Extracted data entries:
^^^^^^^^

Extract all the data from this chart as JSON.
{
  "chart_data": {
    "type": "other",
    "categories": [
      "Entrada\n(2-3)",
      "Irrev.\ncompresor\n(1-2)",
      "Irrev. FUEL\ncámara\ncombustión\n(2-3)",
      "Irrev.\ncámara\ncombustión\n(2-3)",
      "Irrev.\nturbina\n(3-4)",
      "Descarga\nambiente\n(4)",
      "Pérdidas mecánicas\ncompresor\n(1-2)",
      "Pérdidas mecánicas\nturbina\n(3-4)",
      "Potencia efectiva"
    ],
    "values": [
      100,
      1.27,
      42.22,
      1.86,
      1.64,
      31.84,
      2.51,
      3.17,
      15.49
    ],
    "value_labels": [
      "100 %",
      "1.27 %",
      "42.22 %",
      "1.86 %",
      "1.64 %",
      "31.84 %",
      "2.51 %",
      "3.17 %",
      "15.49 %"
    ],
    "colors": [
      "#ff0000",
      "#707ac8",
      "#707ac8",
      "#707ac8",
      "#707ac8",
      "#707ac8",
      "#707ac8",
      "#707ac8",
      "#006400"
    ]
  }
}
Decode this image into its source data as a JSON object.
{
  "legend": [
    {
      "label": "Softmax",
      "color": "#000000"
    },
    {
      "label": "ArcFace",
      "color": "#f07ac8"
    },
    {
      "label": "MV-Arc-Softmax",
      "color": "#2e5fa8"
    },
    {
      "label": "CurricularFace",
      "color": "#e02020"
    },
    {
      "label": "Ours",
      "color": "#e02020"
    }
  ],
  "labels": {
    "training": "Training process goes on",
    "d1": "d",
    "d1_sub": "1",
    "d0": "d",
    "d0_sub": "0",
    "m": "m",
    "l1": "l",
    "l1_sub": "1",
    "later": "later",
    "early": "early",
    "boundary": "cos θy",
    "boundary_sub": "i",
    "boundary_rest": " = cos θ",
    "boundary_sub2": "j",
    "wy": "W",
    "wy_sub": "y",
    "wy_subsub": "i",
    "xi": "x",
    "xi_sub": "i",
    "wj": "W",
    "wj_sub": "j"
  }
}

^^^^^^^^

#### REQUEST
Using the listing above, please repeat every entry exactly.

#### THE REPLY
Extract all the data from this chart as JSON.
{
  "chart_data": {
    "type": "other",
    "categories": [
      "Entrada\n(2-3)",
      "Irrev.\ncompresor\n(1-2)",
      "Irrev. FUEL\ncámara\ncombustión\n(2-3)",
      "Irrev.\ncámara\ncombustión\n(2-3)",
      "Irrev.\nturbina\n(3-4)",
      "Descarga\nambiente\n(4)",
      "Pérdidas mecánicas\ncompresor\n(1-2)",
      "Pérdidas mecánicas\nturbina\n(3-4)",
      "Potencia efectiva"
    ],
    "values": [
      100,
      1.27,
      42.22,
      1.86,
      1.64,
      31.84,
      2.51,
      3.17,
      15.49
    ],
    "value_labels": [
      "100 %",
      "1.27 %",
      "42.22 %",
      "1.86 %",
      "1.64 %",
      "31.84 %",
      "2.51 %",
      "3.17 %",
      "15.49 %"
    ],
    "colors": [
      "#ff0000",
      "#707ac8",
      "#707ac8",
      "#707ac8",
      "#707ac8",
      "#707ac8",
      "#707ac8",
      "#707ac8",
      "#006400"
    ]
  }
}
Decode this image into its source data as a JSON object.
{
  "legend": [
    {
      "label": "Softmax",
      "color": "#000000"
    },
    {
      "label": "ArcFace",
      "color": "#f07ac8"
    },
    {
      "label": "MV-Arc-Softmax",
      "color": "#2e5fa8"
    },
    {
      "label": "CurricularFace",
      "color": "#e02020"
    },
    {
      "label": "Ours",
      "color": "#e02020"
    }
  ],
  "labels": {
    "training": "Training process goes on",
    "d1": "d",
    "d1_sub": "1",
    "d0": "d",
    "d0_sub": "0",
    "m": "m",
    "l1": "l",
    "l1_sub": "1",
    "later": "later",
    "early": "early",
    "boundary": "cos θy",
    "boundary_sub": "i",
    "boundary_rest": " = cos θ",
    "boundary_sub2": "j",
    "wy": "W",
    "wy_sub": "y",
    "wy_subsub": "i",
    "xi": "x",
    "xi_sub": "i",
    "wj": "W",
    "wj_sub": "j"
  }
}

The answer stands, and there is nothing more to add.